Report every line below that holds the word "Medecine".

___ Available data

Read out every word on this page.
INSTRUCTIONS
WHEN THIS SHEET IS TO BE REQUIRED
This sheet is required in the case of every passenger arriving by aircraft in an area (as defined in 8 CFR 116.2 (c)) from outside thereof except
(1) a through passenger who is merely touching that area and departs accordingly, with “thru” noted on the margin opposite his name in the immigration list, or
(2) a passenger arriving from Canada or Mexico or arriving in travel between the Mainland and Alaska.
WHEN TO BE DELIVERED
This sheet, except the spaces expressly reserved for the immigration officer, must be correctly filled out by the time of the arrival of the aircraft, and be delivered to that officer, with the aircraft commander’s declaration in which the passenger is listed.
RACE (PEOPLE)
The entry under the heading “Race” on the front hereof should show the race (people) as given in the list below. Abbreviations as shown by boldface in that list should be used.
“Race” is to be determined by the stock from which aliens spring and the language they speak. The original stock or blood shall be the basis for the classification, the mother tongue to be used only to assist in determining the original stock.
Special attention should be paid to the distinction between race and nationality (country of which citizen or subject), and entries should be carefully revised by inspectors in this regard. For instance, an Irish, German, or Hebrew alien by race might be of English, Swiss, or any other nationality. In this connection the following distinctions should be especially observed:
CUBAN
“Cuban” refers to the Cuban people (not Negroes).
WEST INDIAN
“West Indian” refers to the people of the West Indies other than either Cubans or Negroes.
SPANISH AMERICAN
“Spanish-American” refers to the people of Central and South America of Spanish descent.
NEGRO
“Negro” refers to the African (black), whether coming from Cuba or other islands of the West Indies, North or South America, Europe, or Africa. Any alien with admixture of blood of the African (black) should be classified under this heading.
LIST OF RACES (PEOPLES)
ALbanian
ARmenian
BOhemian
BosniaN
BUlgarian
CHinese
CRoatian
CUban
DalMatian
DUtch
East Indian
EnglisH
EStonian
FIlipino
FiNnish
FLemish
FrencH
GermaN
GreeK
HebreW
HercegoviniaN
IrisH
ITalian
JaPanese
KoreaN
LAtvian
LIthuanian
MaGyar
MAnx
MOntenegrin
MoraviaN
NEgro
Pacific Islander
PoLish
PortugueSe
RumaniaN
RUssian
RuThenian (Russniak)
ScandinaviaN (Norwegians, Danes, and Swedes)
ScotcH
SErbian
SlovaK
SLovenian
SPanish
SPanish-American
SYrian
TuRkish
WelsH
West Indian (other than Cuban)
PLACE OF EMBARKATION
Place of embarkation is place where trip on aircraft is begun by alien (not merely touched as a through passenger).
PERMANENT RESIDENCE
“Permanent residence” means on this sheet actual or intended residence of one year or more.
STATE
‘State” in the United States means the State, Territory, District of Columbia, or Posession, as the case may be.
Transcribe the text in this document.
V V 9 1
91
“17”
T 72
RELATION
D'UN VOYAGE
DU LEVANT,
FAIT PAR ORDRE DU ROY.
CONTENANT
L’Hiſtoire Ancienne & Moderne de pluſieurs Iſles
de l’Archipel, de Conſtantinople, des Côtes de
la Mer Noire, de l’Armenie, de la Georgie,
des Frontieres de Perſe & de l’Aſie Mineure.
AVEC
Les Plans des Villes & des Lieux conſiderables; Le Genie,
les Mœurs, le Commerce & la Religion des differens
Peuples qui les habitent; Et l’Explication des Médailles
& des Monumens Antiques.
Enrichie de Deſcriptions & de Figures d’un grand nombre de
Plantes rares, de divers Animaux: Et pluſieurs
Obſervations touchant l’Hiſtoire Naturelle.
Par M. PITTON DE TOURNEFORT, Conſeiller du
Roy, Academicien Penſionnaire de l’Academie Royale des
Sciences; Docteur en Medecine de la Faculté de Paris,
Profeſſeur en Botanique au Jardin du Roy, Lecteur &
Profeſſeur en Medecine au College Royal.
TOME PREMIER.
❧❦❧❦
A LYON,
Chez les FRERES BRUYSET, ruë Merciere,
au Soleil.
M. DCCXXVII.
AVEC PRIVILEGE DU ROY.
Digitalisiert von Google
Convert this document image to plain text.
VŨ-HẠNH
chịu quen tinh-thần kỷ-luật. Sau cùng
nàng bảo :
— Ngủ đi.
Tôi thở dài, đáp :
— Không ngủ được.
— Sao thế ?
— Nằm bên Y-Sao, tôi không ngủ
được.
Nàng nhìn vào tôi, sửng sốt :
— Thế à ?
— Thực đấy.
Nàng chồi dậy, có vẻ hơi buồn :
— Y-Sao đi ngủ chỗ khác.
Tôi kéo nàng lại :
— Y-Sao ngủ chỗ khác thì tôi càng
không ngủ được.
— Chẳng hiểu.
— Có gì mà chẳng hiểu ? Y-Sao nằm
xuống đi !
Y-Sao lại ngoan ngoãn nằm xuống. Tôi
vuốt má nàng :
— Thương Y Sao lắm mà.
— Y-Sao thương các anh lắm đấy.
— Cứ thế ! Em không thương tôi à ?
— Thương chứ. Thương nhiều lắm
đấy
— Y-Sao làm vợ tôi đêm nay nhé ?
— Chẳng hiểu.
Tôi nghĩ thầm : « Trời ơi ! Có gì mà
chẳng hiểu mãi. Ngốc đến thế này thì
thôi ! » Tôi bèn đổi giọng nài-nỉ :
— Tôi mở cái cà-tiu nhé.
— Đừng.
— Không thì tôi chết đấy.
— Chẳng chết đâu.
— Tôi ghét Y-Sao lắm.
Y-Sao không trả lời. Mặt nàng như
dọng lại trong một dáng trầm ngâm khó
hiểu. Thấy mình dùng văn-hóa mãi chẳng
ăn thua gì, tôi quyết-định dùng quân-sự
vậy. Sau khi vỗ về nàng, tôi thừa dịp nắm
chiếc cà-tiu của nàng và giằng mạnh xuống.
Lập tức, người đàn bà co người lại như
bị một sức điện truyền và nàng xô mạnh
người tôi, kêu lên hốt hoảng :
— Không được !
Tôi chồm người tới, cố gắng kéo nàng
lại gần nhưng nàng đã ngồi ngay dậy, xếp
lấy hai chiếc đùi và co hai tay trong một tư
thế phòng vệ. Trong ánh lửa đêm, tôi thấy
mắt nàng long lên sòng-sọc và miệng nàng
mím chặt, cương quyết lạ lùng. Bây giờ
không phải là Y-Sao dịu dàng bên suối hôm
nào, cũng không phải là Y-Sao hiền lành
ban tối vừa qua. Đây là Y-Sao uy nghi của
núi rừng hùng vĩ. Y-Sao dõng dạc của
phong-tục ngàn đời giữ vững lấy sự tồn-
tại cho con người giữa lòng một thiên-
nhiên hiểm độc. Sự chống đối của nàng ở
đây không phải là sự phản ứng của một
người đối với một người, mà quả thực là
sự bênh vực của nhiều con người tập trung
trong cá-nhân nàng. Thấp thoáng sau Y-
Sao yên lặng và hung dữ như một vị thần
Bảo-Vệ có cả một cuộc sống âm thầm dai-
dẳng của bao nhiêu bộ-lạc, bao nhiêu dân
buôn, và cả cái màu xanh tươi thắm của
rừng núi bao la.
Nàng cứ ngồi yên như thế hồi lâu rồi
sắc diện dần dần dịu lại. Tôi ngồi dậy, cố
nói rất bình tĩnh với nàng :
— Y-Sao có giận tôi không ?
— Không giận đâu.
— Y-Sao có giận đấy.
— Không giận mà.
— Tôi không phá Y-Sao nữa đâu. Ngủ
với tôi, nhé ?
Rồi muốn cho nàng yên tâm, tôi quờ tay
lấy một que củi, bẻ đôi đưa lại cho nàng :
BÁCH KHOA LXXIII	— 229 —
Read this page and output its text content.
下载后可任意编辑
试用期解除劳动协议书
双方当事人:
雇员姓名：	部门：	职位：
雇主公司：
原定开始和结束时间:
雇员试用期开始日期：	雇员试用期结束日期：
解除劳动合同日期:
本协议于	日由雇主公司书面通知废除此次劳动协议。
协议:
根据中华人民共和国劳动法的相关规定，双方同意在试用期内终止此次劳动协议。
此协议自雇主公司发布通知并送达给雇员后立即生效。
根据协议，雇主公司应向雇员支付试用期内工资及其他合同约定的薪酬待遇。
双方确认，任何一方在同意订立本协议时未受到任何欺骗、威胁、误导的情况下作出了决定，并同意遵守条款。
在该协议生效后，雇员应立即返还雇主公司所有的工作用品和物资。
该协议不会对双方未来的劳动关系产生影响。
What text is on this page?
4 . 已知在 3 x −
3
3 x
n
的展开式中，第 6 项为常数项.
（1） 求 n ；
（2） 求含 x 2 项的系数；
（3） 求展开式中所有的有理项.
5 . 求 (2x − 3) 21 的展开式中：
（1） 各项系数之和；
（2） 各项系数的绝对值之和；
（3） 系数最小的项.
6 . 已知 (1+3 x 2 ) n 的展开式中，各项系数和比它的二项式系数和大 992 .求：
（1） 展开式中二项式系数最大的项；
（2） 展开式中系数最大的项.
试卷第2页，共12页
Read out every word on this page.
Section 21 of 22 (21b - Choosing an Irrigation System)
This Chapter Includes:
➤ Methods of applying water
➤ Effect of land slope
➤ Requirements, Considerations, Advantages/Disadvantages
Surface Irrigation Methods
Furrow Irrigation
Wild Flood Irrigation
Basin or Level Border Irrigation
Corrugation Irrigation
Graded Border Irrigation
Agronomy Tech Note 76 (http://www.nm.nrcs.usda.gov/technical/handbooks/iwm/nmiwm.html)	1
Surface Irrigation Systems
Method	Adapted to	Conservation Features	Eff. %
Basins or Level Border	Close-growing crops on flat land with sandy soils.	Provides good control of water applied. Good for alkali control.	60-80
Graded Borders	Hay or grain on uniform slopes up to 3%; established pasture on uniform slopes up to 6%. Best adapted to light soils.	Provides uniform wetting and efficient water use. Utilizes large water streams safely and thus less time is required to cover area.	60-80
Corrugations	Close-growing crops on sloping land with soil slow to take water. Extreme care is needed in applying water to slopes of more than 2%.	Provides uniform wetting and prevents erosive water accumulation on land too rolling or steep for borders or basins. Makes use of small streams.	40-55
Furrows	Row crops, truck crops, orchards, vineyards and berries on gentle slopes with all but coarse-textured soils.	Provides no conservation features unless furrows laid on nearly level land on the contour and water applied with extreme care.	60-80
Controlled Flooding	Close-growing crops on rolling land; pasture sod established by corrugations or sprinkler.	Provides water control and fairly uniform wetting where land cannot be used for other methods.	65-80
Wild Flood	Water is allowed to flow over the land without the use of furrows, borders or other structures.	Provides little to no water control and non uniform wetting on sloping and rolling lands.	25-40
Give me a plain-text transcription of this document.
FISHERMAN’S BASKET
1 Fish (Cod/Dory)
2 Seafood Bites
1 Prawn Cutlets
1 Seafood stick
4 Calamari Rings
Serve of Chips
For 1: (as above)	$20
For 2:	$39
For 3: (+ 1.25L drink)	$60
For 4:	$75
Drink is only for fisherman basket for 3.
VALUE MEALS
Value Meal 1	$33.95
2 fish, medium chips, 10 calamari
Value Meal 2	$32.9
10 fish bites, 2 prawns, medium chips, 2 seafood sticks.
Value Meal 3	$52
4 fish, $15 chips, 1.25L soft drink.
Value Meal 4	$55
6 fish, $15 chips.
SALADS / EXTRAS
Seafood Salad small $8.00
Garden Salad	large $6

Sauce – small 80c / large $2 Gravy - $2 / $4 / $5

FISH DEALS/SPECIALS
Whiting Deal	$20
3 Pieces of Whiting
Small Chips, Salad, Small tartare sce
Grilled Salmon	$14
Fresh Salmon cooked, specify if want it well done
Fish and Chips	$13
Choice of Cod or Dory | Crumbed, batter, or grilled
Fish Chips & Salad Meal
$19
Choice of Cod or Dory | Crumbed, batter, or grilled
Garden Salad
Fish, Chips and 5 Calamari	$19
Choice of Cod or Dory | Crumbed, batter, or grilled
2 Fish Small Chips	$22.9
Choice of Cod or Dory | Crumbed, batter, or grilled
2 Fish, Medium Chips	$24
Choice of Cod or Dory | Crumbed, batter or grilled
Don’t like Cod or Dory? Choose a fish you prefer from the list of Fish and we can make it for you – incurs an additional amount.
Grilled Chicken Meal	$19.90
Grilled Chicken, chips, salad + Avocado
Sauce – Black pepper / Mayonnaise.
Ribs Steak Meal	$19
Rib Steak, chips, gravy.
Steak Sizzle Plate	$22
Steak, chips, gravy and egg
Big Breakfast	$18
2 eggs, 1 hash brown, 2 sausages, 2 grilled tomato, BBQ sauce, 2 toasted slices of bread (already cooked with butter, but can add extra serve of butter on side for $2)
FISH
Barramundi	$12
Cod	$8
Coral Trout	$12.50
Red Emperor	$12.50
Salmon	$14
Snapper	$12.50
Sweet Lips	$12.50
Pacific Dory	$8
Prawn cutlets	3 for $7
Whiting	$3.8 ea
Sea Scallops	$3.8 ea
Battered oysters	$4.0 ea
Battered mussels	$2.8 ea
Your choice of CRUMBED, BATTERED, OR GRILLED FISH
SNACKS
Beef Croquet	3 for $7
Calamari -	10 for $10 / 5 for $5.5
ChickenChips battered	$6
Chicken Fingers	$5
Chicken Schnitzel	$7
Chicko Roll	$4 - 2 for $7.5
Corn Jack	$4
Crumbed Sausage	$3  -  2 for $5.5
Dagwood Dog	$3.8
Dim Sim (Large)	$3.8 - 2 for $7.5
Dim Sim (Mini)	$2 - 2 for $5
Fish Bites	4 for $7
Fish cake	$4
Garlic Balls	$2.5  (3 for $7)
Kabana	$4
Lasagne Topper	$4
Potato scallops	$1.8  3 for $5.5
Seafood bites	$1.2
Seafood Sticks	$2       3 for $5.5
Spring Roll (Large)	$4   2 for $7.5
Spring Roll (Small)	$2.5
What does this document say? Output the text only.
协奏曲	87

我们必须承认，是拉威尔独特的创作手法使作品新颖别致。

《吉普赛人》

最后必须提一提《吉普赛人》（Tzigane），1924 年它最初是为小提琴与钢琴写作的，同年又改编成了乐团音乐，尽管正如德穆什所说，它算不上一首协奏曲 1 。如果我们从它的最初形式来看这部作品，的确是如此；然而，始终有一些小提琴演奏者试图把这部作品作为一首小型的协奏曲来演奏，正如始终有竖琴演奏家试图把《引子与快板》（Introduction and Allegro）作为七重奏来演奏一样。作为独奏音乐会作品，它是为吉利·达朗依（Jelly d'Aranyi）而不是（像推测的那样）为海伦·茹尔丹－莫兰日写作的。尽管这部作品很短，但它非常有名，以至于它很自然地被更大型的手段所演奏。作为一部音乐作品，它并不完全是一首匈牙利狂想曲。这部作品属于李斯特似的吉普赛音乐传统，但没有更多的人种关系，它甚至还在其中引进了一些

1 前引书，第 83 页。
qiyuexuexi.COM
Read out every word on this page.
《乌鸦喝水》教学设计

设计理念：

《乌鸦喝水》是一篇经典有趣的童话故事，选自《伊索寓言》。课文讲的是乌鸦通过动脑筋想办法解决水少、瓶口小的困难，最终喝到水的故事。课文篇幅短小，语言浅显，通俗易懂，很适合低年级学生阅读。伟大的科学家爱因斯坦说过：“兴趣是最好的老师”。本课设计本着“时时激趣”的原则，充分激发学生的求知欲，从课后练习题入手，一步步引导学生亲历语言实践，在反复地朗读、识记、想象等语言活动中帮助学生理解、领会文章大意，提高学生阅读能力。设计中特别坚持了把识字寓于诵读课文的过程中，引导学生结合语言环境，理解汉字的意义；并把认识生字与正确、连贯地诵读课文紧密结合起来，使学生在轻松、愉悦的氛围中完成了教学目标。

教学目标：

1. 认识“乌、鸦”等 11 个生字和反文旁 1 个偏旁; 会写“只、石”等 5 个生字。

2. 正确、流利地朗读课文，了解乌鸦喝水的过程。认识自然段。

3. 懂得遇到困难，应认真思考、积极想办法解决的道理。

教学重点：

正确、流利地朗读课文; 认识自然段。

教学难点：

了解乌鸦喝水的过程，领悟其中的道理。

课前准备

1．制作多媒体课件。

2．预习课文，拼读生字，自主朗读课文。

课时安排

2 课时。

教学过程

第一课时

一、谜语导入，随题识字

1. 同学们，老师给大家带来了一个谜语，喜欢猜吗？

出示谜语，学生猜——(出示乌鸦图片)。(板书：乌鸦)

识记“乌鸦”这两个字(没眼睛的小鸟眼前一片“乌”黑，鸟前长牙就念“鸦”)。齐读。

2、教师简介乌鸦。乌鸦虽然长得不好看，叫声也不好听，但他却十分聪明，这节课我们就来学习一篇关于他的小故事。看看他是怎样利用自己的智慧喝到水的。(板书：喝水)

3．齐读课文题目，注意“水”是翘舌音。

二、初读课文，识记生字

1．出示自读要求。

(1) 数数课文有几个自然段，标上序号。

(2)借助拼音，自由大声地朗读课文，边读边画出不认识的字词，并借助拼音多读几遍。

______

**Problem solution:**
Sciences; Docteur en Medecine de la Faculté de Paris,
Profeſſeur en Medecine au College Royal.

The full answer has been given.